<<<<

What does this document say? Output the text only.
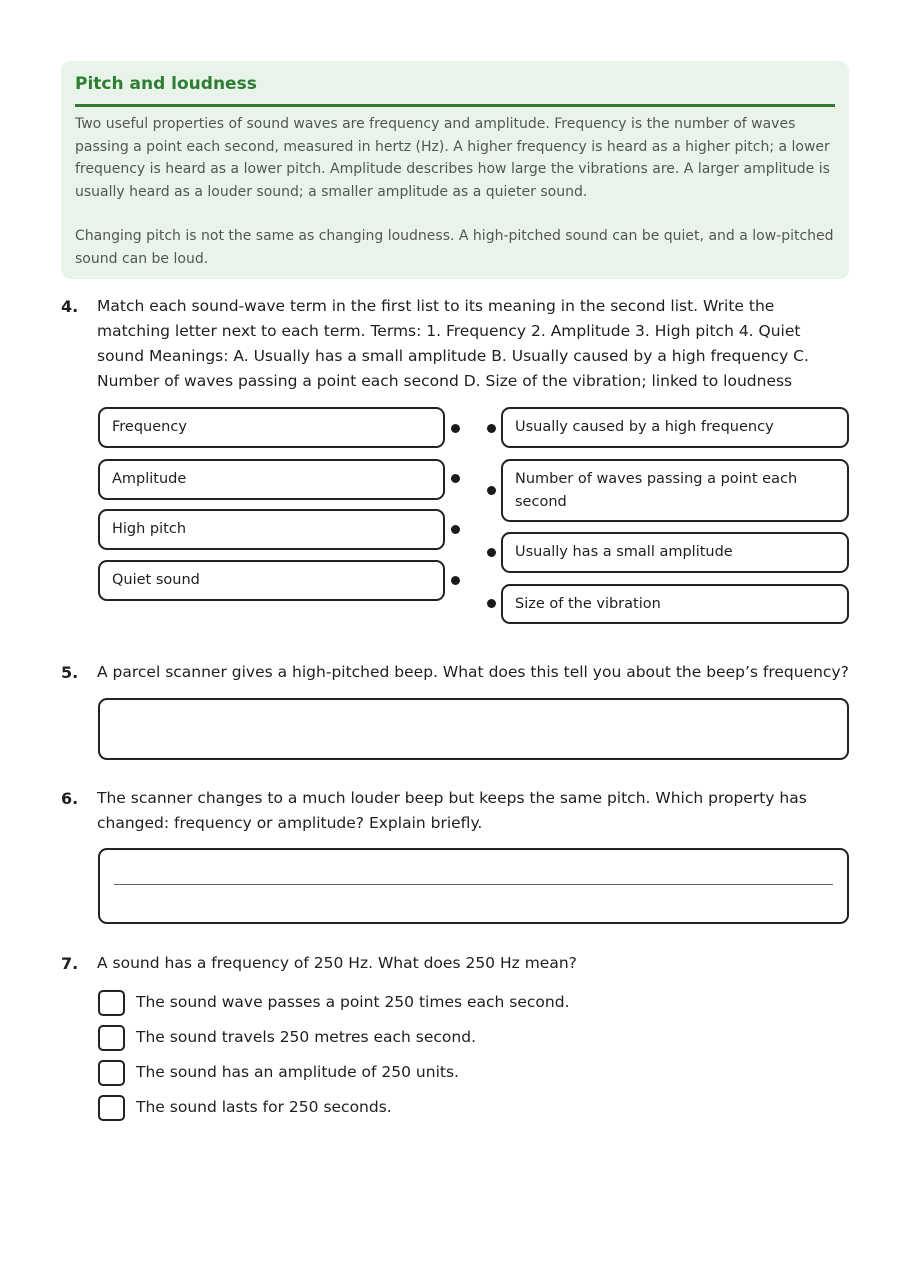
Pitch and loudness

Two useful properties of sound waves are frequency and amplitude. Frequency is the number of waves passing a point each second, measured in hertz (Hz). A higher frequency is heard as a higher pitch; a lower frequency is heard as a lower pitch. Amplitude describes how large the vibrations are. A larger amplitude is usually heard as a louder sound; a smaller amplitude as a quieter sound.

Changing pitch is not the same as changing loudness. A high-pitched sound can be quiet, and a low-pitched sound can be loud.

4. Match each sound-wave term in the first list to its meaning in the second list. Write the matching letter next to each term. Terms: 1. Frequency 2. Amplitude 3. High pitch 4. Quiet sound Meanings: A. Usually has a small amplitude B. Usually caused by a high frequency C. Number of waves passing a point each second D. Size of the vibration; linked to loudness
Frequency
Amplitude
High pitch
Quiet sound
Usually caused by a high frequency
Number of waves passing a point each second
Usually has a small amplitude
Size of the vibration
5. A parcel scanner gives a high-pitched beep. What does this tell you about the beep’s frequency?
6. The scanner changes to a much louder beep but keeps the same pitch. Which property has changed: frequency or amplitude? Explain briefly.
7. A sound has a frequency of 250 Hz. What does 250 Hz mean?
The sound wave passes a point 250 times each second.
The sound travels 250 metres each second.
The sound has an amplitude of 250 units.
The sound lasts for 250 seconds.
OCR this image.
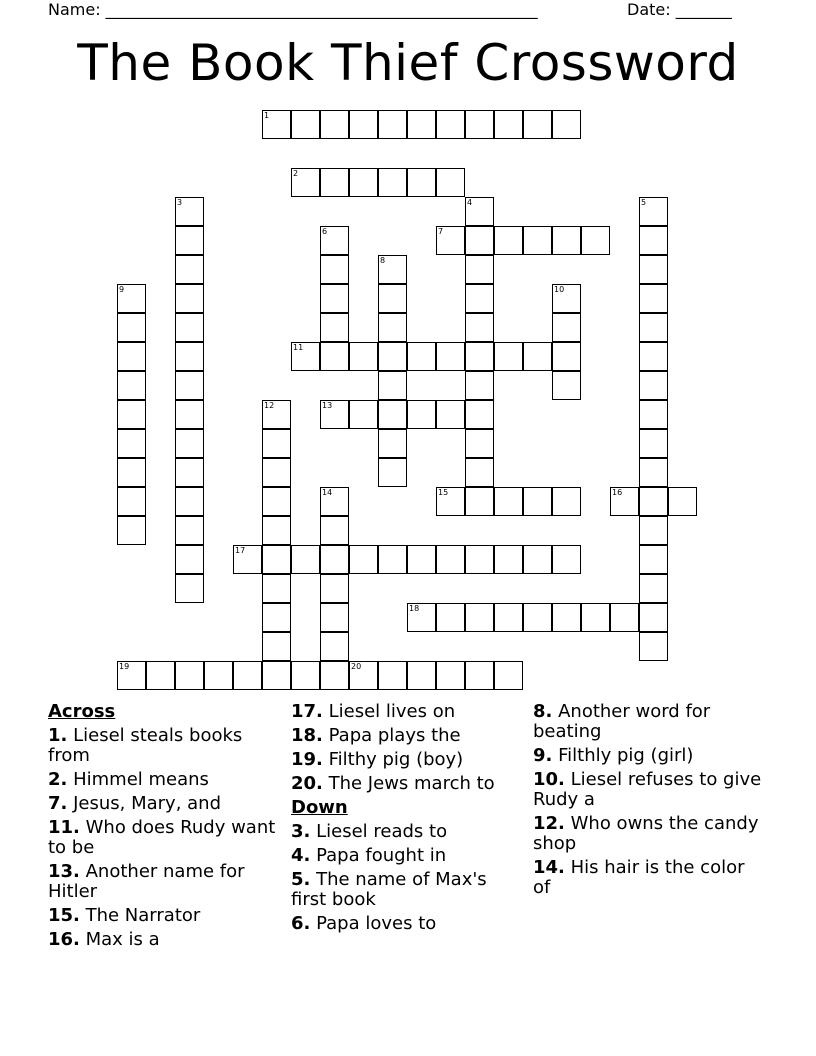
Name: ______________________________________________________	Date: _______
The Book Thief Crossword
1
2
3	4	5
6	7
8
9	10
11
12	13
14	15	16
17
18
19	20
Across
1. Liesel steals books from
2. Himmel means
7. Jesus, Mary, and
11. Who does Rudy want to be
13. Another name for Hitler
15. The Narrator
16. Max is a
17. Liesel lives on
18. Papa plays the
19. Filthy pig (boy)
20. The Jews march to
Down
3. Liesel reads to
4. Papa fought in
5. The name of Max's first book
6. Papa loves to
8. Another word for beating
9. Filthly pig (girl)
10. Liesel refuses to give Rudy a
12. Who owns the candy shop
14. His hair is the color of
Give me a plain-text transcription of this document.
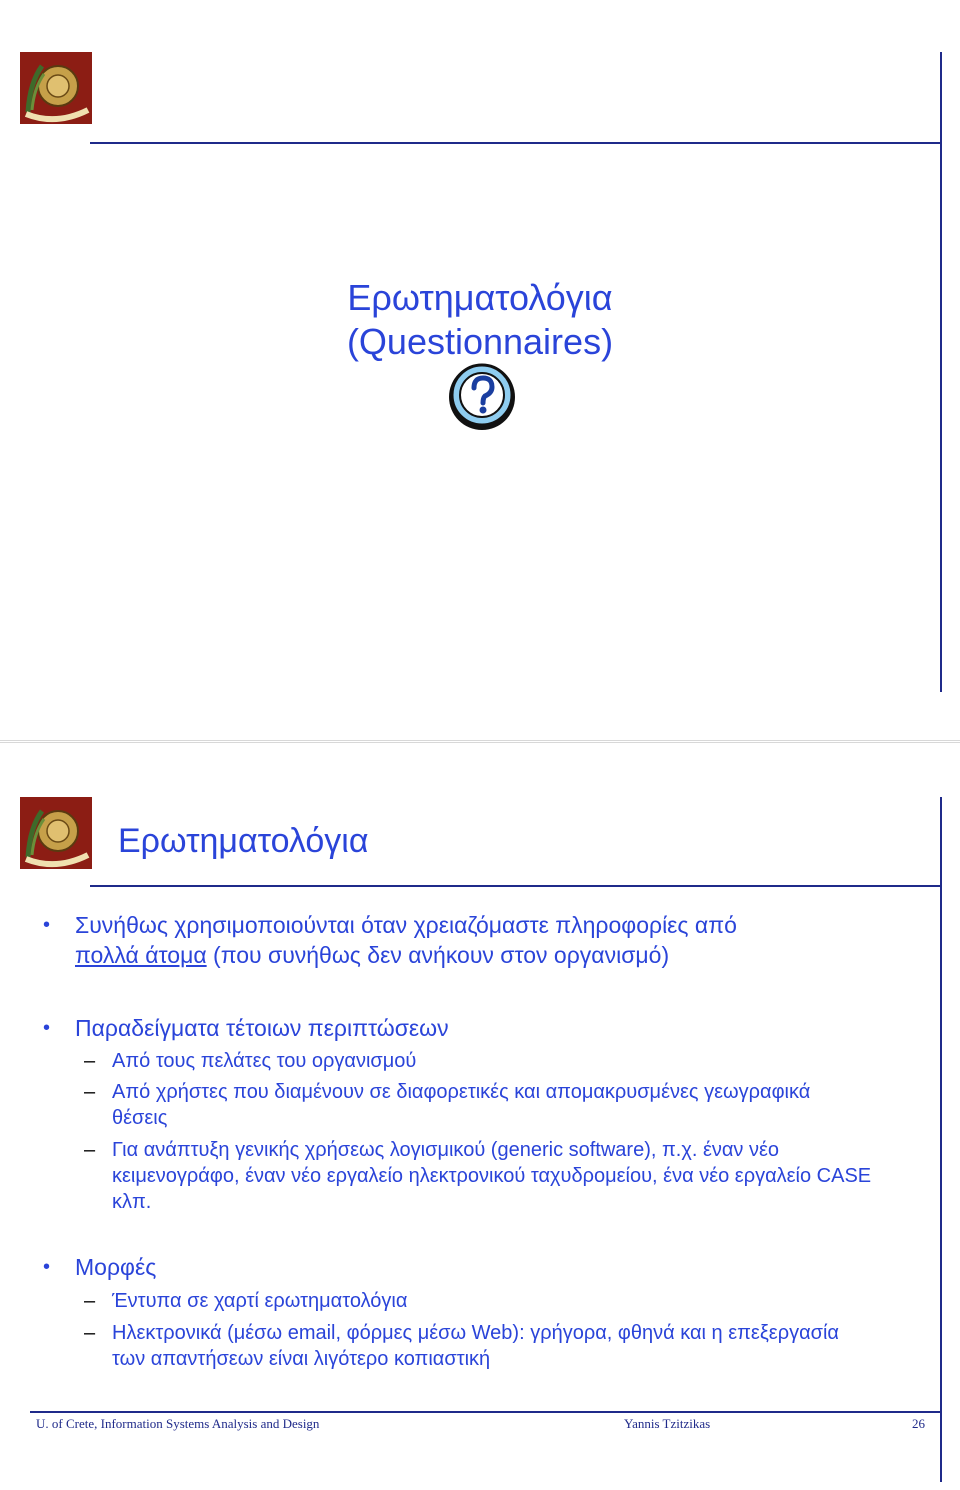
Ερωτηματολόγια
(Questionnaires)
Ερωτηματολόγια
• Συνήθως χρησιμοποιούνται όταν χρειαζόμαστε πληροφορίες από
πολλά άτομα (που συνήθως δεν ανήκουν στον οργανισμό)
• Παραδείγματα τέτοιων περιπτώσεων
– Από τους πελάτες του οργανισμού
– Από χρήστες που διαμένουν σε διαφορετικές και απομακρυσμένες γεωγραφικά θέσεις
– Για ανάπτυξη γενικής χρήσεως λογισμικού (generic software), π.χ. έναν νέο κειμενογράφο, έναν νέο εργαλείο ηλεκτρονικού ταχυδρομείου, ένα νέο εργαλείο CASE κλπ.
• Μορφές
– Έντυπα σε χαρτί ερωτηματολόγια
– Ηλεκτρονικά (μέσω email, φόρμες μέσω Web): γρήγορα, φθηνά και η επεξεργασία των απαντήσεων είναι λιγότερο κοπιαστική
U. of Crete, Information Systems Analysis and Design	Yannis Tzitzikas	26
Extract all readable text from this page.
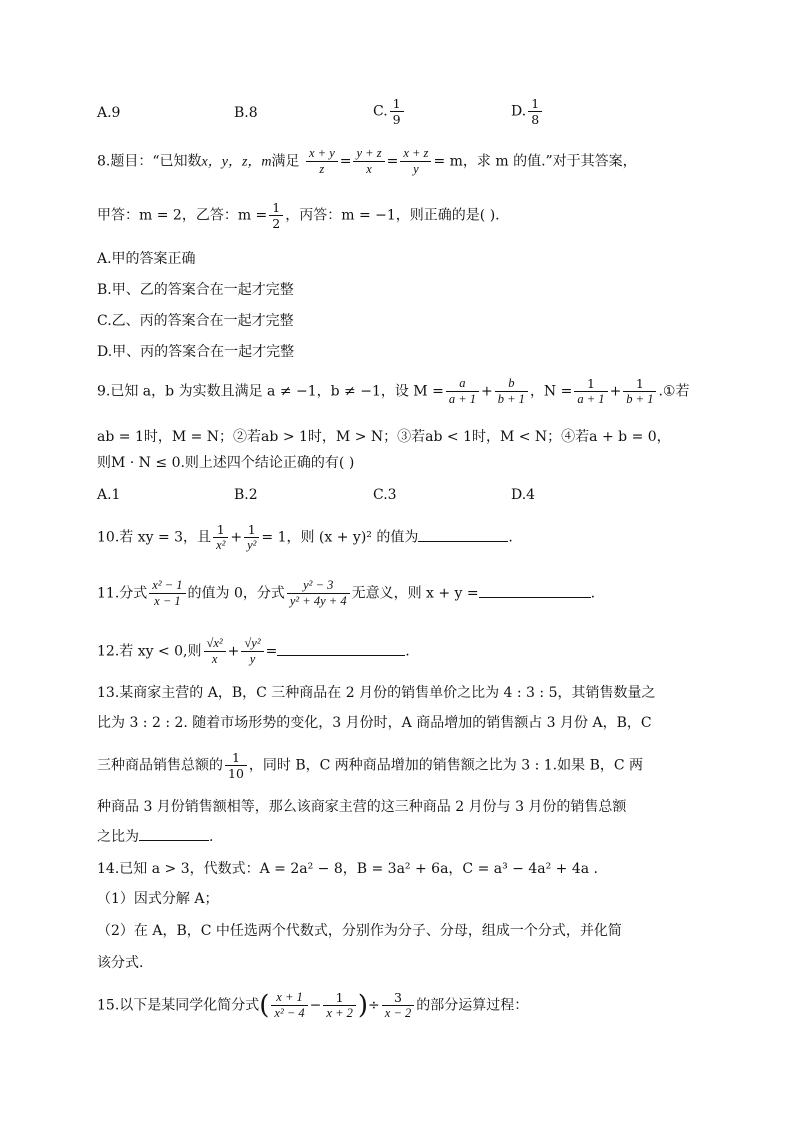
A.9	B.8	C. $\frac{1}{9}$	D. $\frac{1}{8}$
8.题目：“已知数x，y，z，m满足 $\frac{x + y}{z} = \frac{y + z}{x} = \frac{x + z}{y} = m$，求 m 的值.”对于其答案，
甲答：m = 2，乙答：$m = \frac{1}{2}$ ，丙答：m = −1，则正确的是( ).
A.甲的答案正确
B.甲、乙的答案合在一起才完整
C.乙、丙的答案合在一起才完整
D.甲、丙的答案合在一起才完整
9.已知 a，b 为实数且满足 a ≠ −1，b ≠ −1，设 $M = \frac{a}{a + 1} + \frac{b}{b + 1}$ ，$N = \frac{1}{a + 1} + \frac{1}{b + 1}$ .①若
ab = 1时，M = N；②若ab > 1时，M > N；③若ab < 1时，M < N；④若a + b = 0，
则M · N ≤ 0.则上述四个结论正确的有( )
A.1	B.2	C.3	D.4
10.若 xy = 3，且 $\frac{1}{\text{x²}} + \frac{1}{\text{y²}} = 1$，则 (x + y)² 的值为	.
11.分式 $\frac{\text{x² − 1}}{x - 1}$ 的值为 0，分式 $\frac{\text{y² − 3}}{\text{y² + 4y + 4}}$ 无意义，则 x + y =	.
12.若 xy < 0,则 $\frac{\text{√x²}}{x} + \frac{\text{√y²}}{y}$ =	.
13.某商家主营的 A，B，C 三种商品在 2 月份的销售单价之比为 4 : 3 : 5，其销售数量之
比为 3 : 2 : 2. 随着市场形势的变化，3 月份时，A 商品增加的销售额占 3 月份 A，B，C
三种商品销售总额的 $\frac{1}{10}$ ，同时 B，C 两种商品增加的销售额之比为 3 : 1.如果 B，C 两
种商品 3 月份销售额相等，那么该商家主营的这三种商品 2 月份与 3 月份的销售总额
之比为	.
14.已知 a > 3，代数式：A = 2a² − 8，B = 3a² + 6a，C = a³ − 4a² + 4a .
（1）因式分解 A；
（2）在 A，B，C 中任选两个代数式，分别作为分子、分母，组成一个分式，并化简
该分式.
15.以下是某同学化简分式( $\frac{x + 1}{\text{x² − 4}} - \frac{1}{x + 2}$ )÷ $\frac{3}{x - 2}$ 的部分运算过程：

>>>>

EXERCISE DETAILS
Calculate how many lines of the material include the string "text", and state that number by itself.

WRITTEN SOLUTION
7